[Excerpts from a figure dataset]

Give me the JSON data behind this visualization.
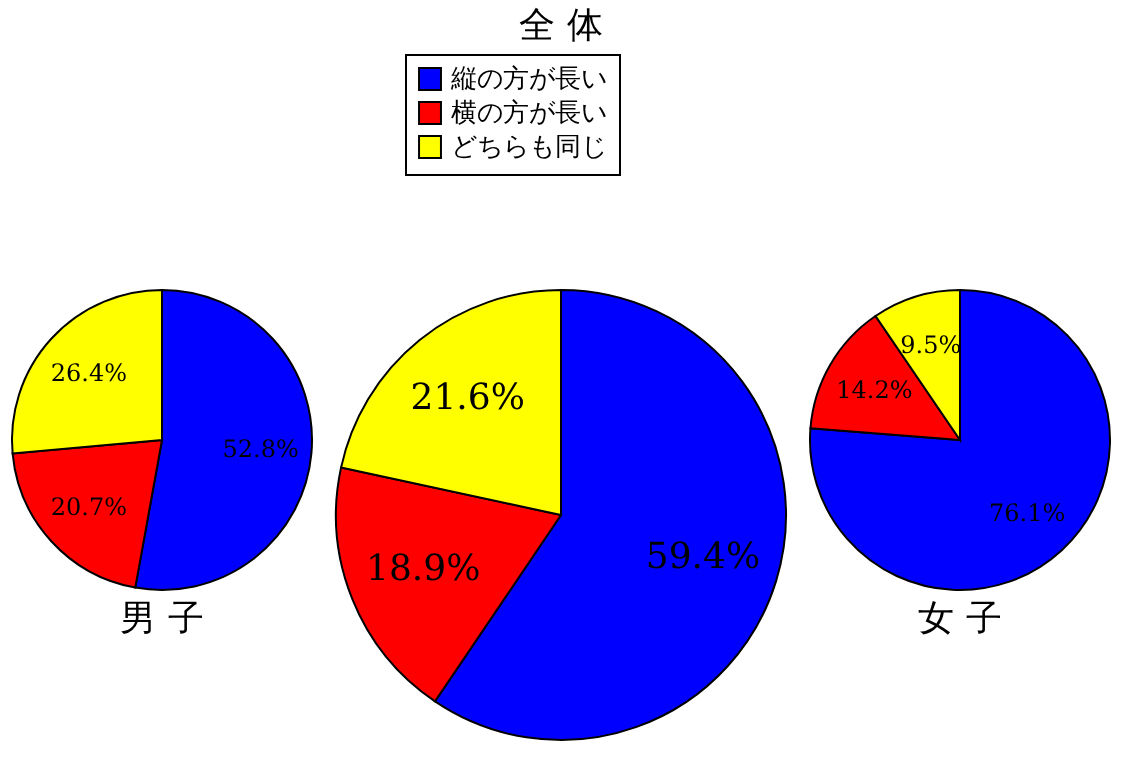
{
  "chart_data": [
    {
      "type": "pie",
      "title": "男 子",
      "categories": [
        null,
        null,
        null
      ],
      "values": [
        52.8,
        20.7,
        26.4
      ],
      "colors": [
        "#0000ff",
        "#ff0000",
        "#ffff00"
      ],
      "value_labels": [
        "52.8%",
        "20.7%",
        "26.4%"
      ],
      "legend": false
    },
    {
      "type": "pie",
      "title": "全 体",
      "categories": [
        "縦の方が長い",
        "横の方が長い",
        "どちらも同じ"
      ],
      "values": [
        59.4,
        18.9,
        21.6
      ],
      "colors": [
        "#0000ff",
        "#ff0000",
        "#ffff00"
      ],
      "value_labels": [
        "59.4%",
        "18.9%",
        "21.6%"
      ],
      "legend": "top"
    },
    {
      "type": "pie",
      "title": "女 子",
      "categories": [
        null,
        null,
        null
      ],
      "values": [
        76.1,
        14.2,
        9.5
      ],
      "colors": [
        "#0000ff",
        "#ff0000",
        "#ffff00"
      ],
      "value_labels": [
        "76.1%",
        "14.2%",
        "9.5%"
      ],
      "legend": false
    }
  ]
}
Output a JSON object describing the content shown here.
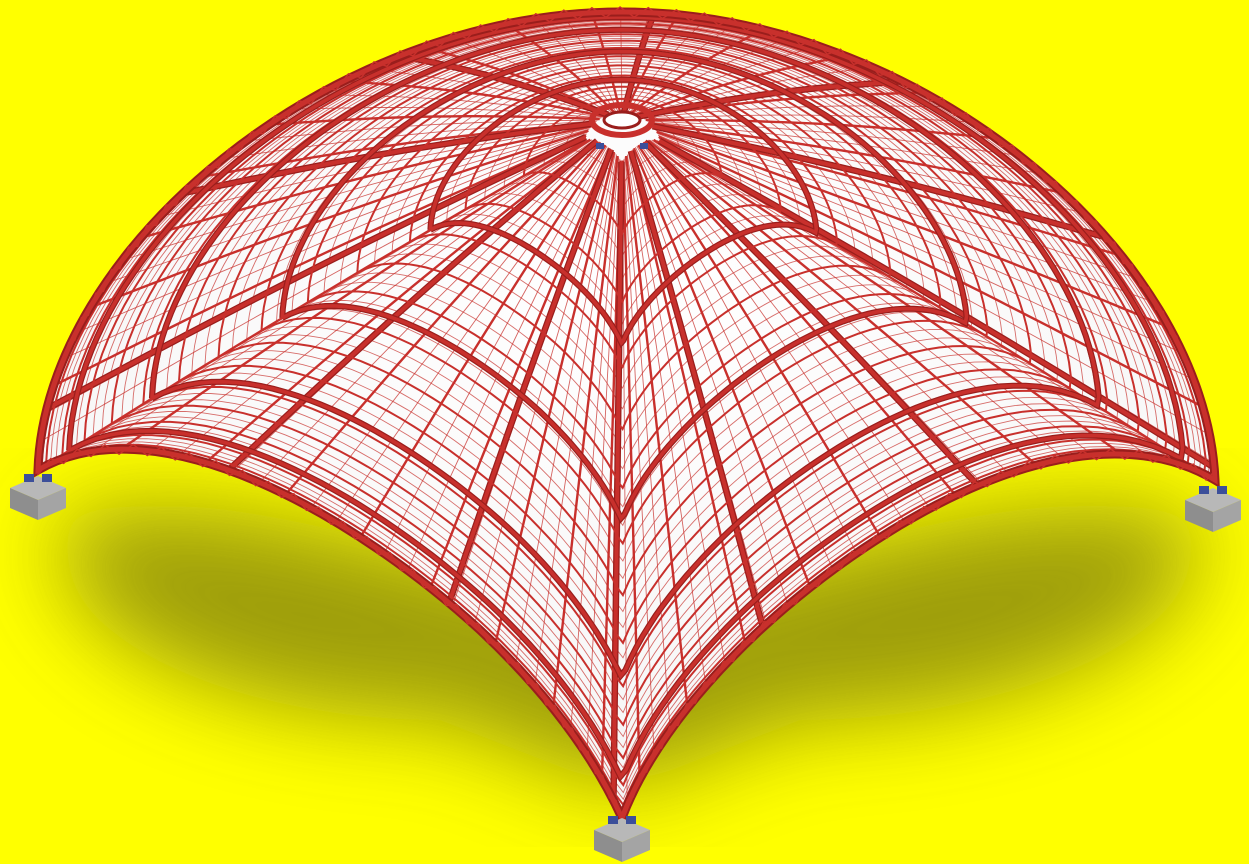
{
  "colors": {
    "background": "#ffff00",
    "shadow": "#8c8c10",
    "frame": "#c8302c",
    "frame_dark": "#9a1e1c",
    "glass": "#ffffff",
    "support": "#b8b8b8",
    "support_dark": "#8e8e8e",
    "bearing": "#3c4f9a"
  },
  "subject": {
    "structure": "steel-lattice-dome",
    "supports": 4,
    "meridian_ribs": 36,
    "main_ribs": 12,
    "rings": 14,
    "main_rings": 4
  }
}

#### [Written exercise]
Repeat the material above verbatim, with no pictures in the output.

#### [Finished task]
Give me the JSON data behind this visualization.
{
  "chart_data": [
    {
      "type": "pie",
      "title": "男 子",
      "categories": [
        null,
        null,
        null
      ],
      "values": [
        52.8,
        20.7,
        26.4
      ],
      "colors": [
        "#0000ff",
        "#ff0000",
        "#ffff00"
      ],
      "value_labels": [
        "52.8%",
        "20.7%",
        "26.4%"
      ],
      "legend": false
    },
    {
      "type": "pie",
      "title": "全 体",
      "categories": [
        "縦の方が長い",
        "横の方が長い",
        "どちらも同じ"
      ],
      "values": [
        59.4,
        18.9,
        21.6
      ],
      "colors": [
        "#0000ff",
        "#ff0000",
        "#ffff00"
      ],
      "value_labels": [
        "59.4%",
        "18.9%",
        "21.6%"
      ],
      "legend": "top"
    },
    {
      "type": "pie",
      "title": "女 子",
      "categories": [
        null,
        null,
        null
      ],
      "values": [
        76.1,
        14.2,
        9.5
      ],
      "colors": [
        "#0000ff",
        "#ff0000",
        "#ffff00"
      ],
      "value_labels": [
        "76.1%",
        "14.2%",
        "9.5%"
      ],
      "legend": false
    }
  ]
}
Output a JSON object describing the content shown here.
{
  "colors": {
    "background": "#ffff00",
    "shadow": "#8c8c10",
    "frame": "#c8302c",
    "frame_dark": "#9a1e1c",
    "glass": "#ffffff",
    "support": "#b8b8b8",
    "support_dark": "#8e8e8e",
    "bearing": "#3c4f9a"
  },
  "subject": {
    "structure": "steel-lattice-dome",
    "supports": 4,
    "meridian_ribs": 36,
    "main_ribs": 12,
    "rings": 14,
    "main_rings": 4
  }
}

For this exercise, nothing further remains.